Chart and figure data
★ ★ ★ ★ ★ ★ ★
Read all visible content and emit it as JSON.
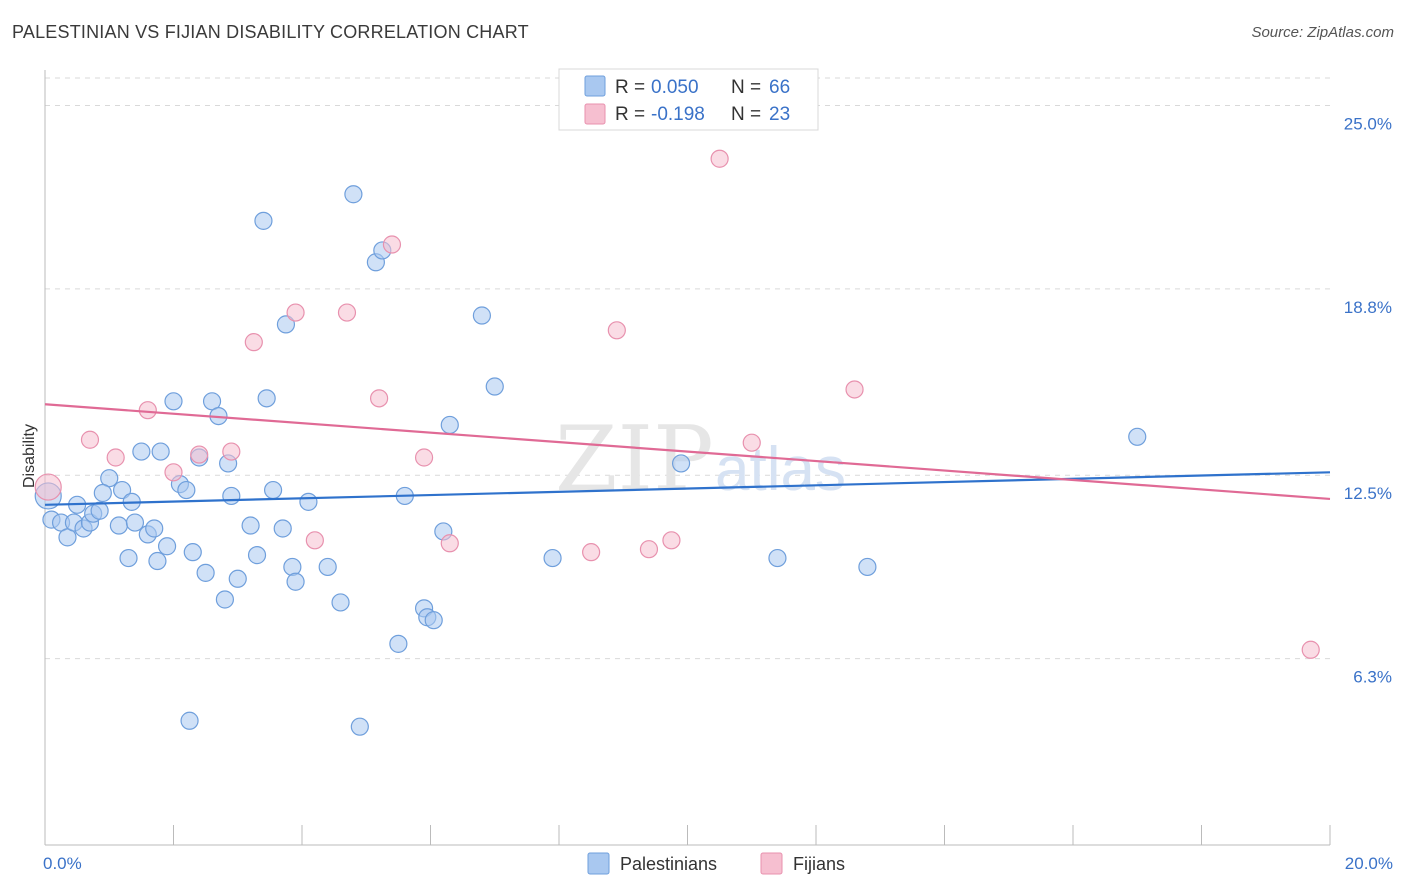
{
  "title": "PALESTINIAN VS FIJIAN DISABILITY CORRELATION CHART",
  "source": "Source: ZipAtlas.com",
  "watermark": {
    "zip": "ZIP",
    "atlas": "atlas"
  },
  "legend": {
    "rows": [
      {
        "r_label": "R = ",
        "r_value": "0.050",
        "n_label": "N = ",
        "n_value": "66"
      },
      {
        "r_label": "R = ",
        "r_value": "-0.198",
        "n_label": "N = ",
        "n_value": "23"
      }
    ]
  },
  "colors": {
    "blue_fill": "#a9c8f0",
    "blue_stroke": "#6f9fdc",
    "blue_line": "#2f72cc",
    "pink_fill": "#f6bfd0",
    "pink_stroke": "#e891ae",
    "pink_line": "#e06a95",
    "grid": "#d9d9d9",
    "axis_text": "#3a72c8"
  },
  "chart_data": {
    "type": "scatter",
    "title": "PALESTINIAN VS FIJIAN DISABILITY CORRELATION CHART",
    "xlabel": "",
    "ylabel": "Disability",
    "xlim": [
      0,
      20
    ],
    "ylim": [
      0,
      26.2
    ],
    "x_tick_labels": [
      "0.0%",
      "20.0%"
    ],
    "y_ticks": [
      6.3,
      12.5,
      18.8,
      25.0
    ],
    "y_tick_labels": [
      "6.3%",
      "12.5%",
      "18.8%",
      "25.0%"
    ],
    "grid": true,
    "legend_placement": "top-center",
    "series": [
      {
        "name": "Palestinians",
        "color": "#a9c8f0",
        "trend": {
          "x": [
            0,
            20
          ],
          "y": [
            11.5,
            12.6
          ]
        },
        "points": [
          [
            0.05,
            11.8
          ],
          [
            0.1,
            11.0
          ],
          [
            0.25,
            10.9
          ],
          [
            0.35,
            10.4
          ],
          [
            0.45,
            10.9
          ],
          [
            0.5,
            11.5
          ],
          [
            0.6,
            10.7
          ],
          [
            0.7,
            10.9
          ],
          [
            0.75,
            11.2
          ],
          [
            0.85,
            11.3
          ],
          [
            1.0,
            12.4
          ],
          [
            0.9,
            11.9
          ],
          [
            1.15,
            10.8
          ],
          [
            1.2,
            12.0
          ],
          [
            1.3,
            9.7
          ],
          [
            1.35,
            11.6
          ],
          [
            1.4,
            10.9
          ],
          [
            1.5,
            13.3
          ],
          [
            1.6,
            10.5
          ],
          [
            1.7,
            10.7
          ],
          [
            1.75,
            9.6
          ],
          [
            1.8,
            13.3
          ],
          [
            1.9,
            10.1
          ],
          [
            2.0,
            15.0
          ],
          [
            2.1,
            12.2
          ],
          [
            2.2,
            12.0
          ],
          [
            2.3,
            9.9
          ],
          [
            2.4,
            13.1
          ],
          [
            2.5,
            9.2
          ],
          [
            2.6,
            15.0
          ],
          [
            2.7,
            14.5
          ],
          [
            2.8,
            8.3
          ],
          [
            2.85,
            12.9
          ],
          [
            2.9,
            11.8
          ],
          [
            3.0,
            9.0
          ],
          [
            3.2,
            10.8
          ],
          [
            3.3,
            9.8
          ],
          [
            3.4,
            21.1
          ],
          [
            3.45,
            15.1
          ],
          [
            3.55,
            12.0
          ],
          [
            3.7,
            10.7
          ],
          [
            3.75,
            17.6
          ],
          [
            3.85,
            9.4
          ],
          [
            3.9,
            8.9
          ],
          [
            4.1,
            11.6
          ],
          [
            4.4,
            9.4
          ],
          [
            4.6,
            8.2
          ],
          [
            4.8,
            22.0
          ],
          [
            4.9,
            4.0
          ],
          [
            5.15,
            19.7
          ],
          [
            5.25,
            20.1
          ],
          [
            5.5,
            6.8
          ],
          [
            5.6,
            11.8
          ],
          [
            5.9,
            8.0
          ],
          [
            5.95,
            7.7
          ],
          [
            6.05,
            7.6
          ],
          [
            6.2,
            10.6
          ],
          [
            6.3,
            14.2
          ],
          [
            6.8,
            17.9
          ],
          [
            7.0,
            15.5
          ],
          [
            7.9,
            9.7
          ],
          [
            9.9,
            12.9
          ],
          [
            11.4,
            9.7
          ],
          [
            12.8,
            9.4
          ],
          [
            17.0,
            13.8
          ],
          [
            2.25,
            4.2
          ]
        ]
      },
      {
        "name": "Fijians",
        "color": "#f6bfd0",
        "trend": {
          "x": [
            0,
            20
          ],
          "y": [
            14.9,
            11.7
          ]
        },
        "points": [
          [
            0.05,
            12.1
          ],
          [
            0.7,
            13.7
          ],
          [
            1.1,
            13.1
          ],
          [
            1.6,
            14.7
          ],
          [
            2.0,
            12.6
          ],
          [
            2.4,
            13.2
          ],
          [
            2.9,
            13.3
          ],
          [
            3.25,
            17.0
          ],
          [
            3.9,
            18.0
          ],
          [
            4.2,
            10.3
          ],
          [
            4.7,
            18.0
          ],
          [
            5.2,
            15.1
          ],
          [
            5.4,
            20.3
          ],
          [
            5.9,
            13.1
          ],
          [
            6.3,
            10.2
          ],
          [
            8.5,
            9.9
          ],
          [
            8.9,
            17.4
          ],
          [
            9.4,
            10.0
          ],
          [
            9.75,
            10.3
          ],
          [
            10.5,
            23.2
          ],
          [
            11.0,
            13.6
          ],
          [
            12.6,
            15.4
          ],
          [
            19.7,
            6.6
          ]
        ]
      }
    ]
  },
  "bottom_legend": {
    "items": [
      "Palestinians",
      "Fijians"
    ]
  }
}
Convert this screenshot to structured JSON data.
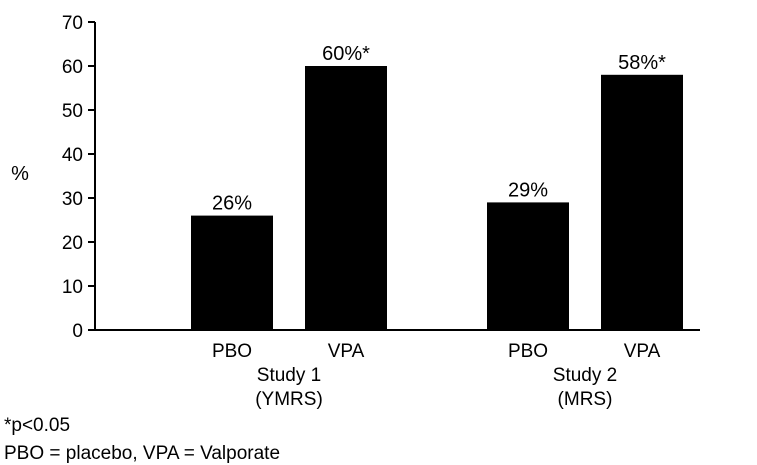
{
  "chart_data": {
    "type": "bar",
    "ylabel": "%",
    "xlabel": "",
    "ylim": [
      0,
      70
    ],
    "yticks": [
      "0",
      "10",
      "20",
      "30",
      "40",
      "50",
      "60",
      "70"
    ],
    "grid": false,
    "legend": "none",
    "bar_color": "#000000",
    "groups": [
      {
        "label_line1": "Study 1",
        "label_line2": "(YMRS)",
        "bars": [
          {
            "category": "PBO",
            "value": 26,
            "label": "26%"
          },
          {
            "category": "VPA",
            "value": 60,
            "label": "60%*"
          }
        ]
      },
      {
        "label_line1": "Study 2",
        "label_line2": "(MRS)",
        "bars": [
          {
            "category": "PBO",
            "value": 29,
            "label": "29%"
          },
          {
            "category": "VPA",
            "value": 58,
            "label": "58%*"
          }
        ]
      }
    ]
  },
  "footnotes": {
    "significance": "*p<0.05",
    "abbreviations": "PBO = placebo, VPA = Valporate"
  }
}
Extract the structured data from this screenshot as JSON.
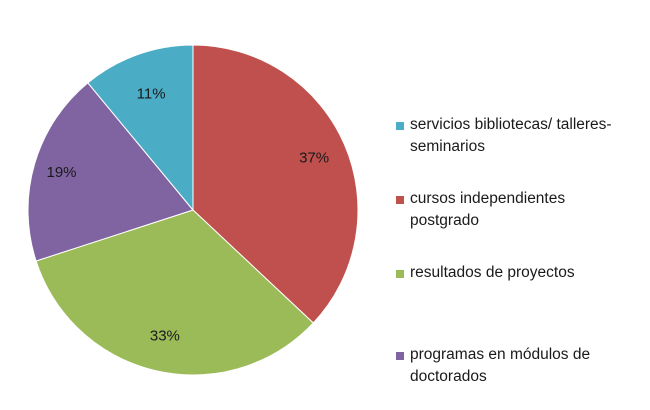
{
  "chart_data": {
    "type": "pie",
    "title": "",
    "start_angle_deg": 0,
    "direction": "clockwise",
    "legend_position": "right",
    "slices": [
      {
        "label": "cursos independientes\npostgrado",
        "value": 37,
        "display": "37%",
        "color": "#c0504d"
      },
      {
        "label": "resultados de proyectos",
        "value": 33,
        "display": "33%",
        "color": "#9bbb59"
      },
      {
        "label": "programas en módulos de\ndoctorados",
        "value": 19,
        "display": "19%",
        "color": "#8064a2"
      },
      {
        "label": "servicios bibliotecas/ talleres-\nseminarios",
        "value": 11,
        "display": "11%",
        "color": "#4bacc6"
      }
    ],
    "legend_order": [
      3,
      0,
      1,
      2
    ]
  }
}
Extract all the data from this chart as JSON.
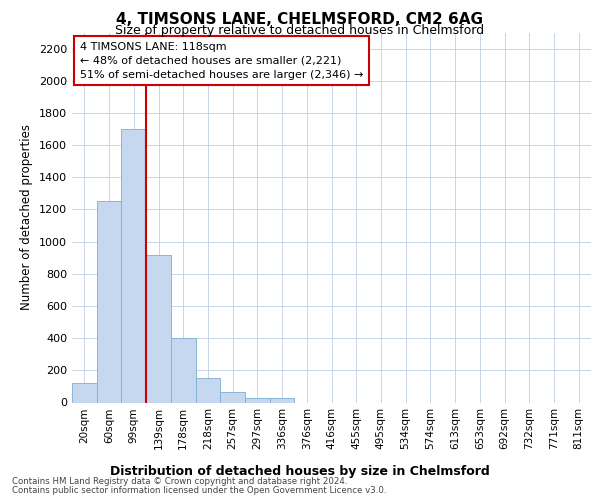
{
  "title": "4, TIMSONS LANE, CHELMSFORD, CM2 6AG",
  "subtitle": "Size of property relative to detached houses in Chelmsford",
  "xlabel": "Distribution of detached houses by size in Chelmsford",
  "ylabel": "Number of detached properties",
  "bar_labels": [
    "20sqm",
    "60sqm",
    "99sqm",
    "139sqm",
    "178sqm",
    "218sqm",
    "257sqm",
    "297sqm",
    "336sqm",
    "376sqm",
    "416sqm",
    "455sqm",
    "495sqm",
    "534sqm",
    "574sqm",
    "613sqm",
    "653sqm",
    "692sqm",
    "732sqm",
    "771sqm",
    "811sqm"
  ],
  "bar_values": [
    120,
    1250,
    1700,
    920,
    400,
    150,
    65,
    30,
    25,
    0,
    0,
    0,
    0,
    0,
    0,
    0,
    0,
    0,
    0,
    0,
    0
  ],
  "bar_color": "#c5d8f0",
  "bar_edge_color": "#7bafd4",
  "vline_color": "#cc0000",
  "vline_x_index": 2.5,
  "ylim": [
    0,
    2300
  ],
  "yticks": [
    0,
    200,
    400,
    600,
    800,
    1000,
    1200,
    1400,
    1600,
    1800,
    2000,
    2200
  ],
  "annotation_text": "4 TIMSONS LANE: 118sqm\n← 48% of detached houses are smaller (2,221)\n51% of semi-detached houses are larger (2,346) →",
  "annotation_box_color": "white",
  "annotation_box_edge": "#cc0000",
  "footer1": "Contains HM Land Registry data © Crown copyright and database right 2024.",
  "footer2": "Contains public sector information licensed under the Open Government Licence v3.0.",
  "grid_color": "#c8d4e8",
  "bg_color": "white"
}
★ ★ ★ ★ ★ ★ ★
PROBLEM TO SOLVE
Select every line of the records holding the string "right".

CORRECT RESULT
    "legend_position": "right",
  "footer1": "Contains HM Land Registry data © Crown copyright and database right 2024.",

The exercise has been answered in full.